SHORT EXERCISE = Everything in the listing should be restated word for word.

MATERIAL FOR THE TASK =
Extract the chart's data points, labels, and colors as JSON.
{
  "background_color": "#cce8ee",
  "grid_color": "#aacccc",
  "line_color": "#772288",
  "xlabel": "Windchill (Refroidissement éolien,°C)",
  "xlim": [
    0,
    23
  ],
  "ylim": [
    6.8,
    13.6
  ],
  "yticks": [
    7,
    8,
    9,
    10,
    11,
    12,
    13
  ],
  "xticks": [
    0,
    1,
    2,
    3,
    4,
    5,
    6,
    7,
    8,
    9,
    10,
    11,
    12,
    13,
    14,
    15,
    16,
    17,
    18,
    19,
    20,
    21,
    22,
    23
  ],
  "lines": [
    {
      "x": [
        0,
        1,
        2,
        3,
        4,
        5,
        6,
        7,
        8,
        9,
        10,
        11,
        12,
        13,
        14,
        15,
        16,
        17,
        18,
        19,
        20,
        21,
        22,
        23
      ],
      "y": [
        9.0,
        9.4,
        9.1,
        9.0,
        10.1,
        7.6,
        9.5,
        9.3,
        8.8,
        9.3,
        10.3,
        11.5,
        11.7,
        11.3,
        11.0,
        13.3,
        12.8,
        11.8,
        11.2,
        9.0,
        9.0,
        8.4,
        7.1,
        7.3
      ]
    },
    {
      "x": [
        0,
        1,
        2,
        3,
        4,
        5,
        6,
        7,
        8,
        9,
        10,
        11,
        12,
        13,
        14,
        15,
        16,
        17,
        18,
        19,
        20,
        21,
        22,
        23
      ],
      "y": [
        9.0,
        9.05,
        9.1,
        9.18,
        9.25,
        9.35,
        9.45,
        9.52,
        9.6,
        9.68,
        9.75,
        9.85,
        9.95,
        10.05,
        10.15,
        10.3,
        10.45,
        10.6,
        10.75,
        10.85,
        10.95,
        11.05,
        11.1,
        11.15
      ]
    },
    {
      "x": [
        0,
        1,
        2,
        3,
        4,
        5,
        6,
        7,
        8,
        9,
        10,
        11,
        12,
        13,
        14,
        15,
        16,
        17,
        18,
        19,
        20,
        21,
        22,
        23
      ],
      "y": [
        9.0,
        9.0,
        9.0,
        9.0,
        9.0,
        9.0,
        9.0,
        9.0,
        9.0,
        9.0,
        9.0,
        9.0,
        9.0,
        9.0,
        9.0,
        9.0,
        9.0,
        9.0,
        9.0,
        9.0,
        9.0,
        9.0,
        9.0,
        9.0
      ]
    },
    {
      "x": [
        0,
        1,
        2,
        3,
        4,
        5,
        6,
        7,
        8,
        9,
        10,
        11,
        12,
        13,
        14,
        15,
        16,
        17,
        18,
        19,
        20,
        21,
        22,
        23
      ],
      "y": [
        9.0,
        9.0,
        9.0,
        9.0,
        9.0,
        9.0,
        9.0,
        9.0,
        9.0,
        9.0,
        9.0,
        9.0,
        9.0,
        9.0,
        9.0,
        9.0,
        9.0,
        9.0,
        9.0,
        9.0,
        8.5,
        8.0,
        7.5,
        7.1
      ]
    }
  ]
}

RESPONSE =
Extract the chart's data points, labels, and colors as JSON.
{
  "background_color": "#cce8ee",
  "grid_color": "#aacccc",
  "line_color": "#772288",
  "xlabel": "Windchill (Refroidissement éolien,°C)",
  "xlim": [
    0,
    23
  ],
  "ylim": [
    6.8,
    13.6
  ],
  "yticks": [
    7,
    8,
    9,
    10,
    11,
    12,
    13
  ],
  "xticks": [
    0,
    1,
    2,
    3,
    4,
    5,
    6,
    7,
    8,
    9,
    10,
    11,
    12,
    13,
    14,
    15,
    16,
    17,
    18,
    19,
    20,
    21,
    22,
    23
  ],
  "lines": [
    {
      "x": [
        0,
        1,
        2,
        3,
        4,
        5,
        6,
        7,
        8,
        9,
        10,
        11,
        12,
        13,
        14,
        15,
        16,
        17,
        18,
        19,
        20,
        21,
        22,
        23
      ],
      "y": [
        9.0,
        9.4,
        9.1,
        9.0,
        10.1,
        7.6,
        9.5,
        9.3,
        8.8,
        9.3,
        10.3,
        11.5,
        11.7,
        11.3,
        11.0,
        13.3,
        12.8,
        11.8,
        11.2,
        9.0,
        9.0,
        8.4,
        7.1,
        7.3
      ]
    },
    {
      "x": [
        0,
        1,
        2,
        3,
        4,
        5,
        6,
        7,
        8,
        9,
        10,
        11,
        12,
        13,
        14,
        15,
        16,
        17,
        18,
        19,
        20,
        21,
        22,
        23
      ],
      "y": [
        9.0,
        9.05,
        9.1,
        9.18,
        9.25,
        9.35,
        9.45,
        9.52,
        9.6,
        9.68,
        9.75,
        9.85,
        9.95,
        10.05,
        10.15,
        10.3,
        10.45,
        10.6,
        10.75,
        10.85,
        10.95,
        11.05,
        11.1,
        11.15
      ]
    },
    {
      "x": [
        0,
        1,
        2,
        3,
        4,
        5,
        6,
        7,
        8,
        9,
        10,
        11,
        12,
        13,
        14,
        15,
        16,
        17,
        18,
        19,
        20,
        21,
        22,
        23
      ],
      "y": [
        9.0,
        9.0,
        9.0,
        9.0,
        9.0,
        9.0,
        9.0,
        9.0,
        9.0,
        9.0,
        9.0,
        9.0,
        9.0,
        9.0,
        9.0,
        9.0,
        9.0,
        9.0,
        9.0,
        9.0,
        9.0,
        9.0,
        9.0,
        9.0
      ]
    },
    {
      "x": [
        0,
        1,
        2,
        3,
        4,
        5,
        6,
        7,
        8,
        9,
        10,
        11,
        12,
        13,
        14,
        15,
        16,
        17,
        18,
        19,
        20,
        21,
        22,
        23
      ],
      "y": [
        9.0,
        9.0,
        9.0,
        9.0,
        9.0,
        9.0,
        9.0,
        9.0,
        9.0,
        9.0,
        9.0,
        9.0,
        9.0,
        9.0,
        9.0,
        9.0,
        9.0,
        9.0,
        9.0,
        9.0,
        8.5,
        8.0,
        7.5,
        7.1
      ]
    }
  ]
}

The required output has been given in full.